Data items
┌────────

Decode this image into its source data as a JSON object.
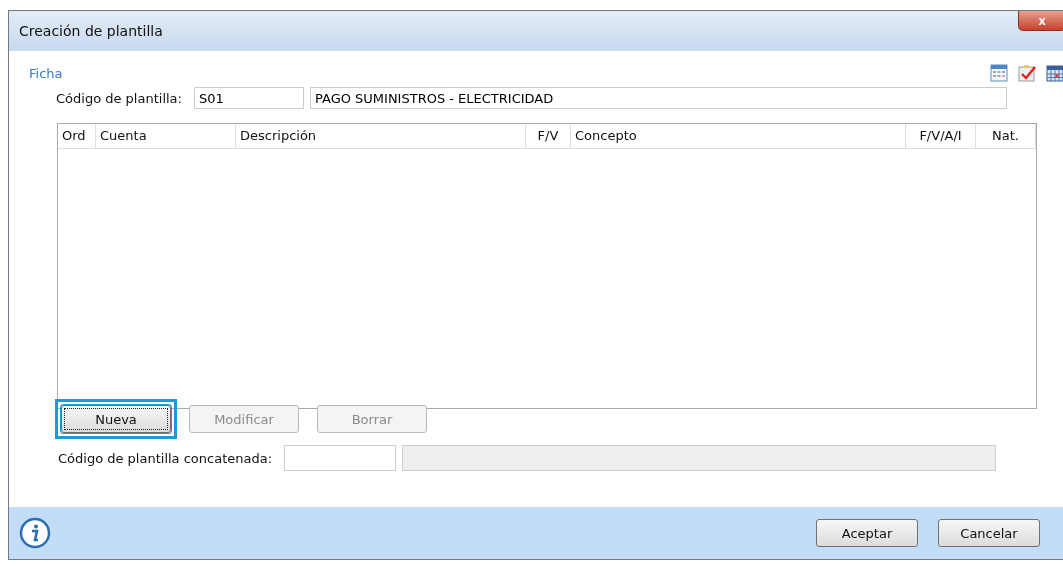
{
  "window": {
    "title": "Creación de plantilla",
    "close": "x"
  },
  "section": "Ficha",
  "template": {
    "label": "Código de plantilla:",
    "code": "S01",
    "description": "PAGO SUMINISTROS - ELECTRICIDAD"
  },
  "table": {
    "columns": [
      "Ord",
      "Cuenta",
      "Descripción",
      "F/V",
      "Concepto",
      "F/V/A/I",
      "Nat."
    ]
  },
  "buttons": [
    {
      "label": "Nueva",
      "disabled": false,
      "focused": true
    },
    {
      "label": "Modificar",
      "disabled": true,
      "focused": false
    },
    {
      "label": "Borrar",
      "disabled": true,
      "focused": false
    }
  ],
  "concat": {
    "label": "Código de plantilla concatenada:"
  },
  "footer": {
    "buttons": [
      "Aceptar",
      "Cancelar"
    ]
  }
}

└────────

- Exercise brief:
Identify the lines of the entries containing the string "plantilla". Copy each such line.

- Reply to the task:
    "title": "Creación de plantilla",
    "label": "Código de plantilla:",
    "label": "Código de plantilla concatenada:"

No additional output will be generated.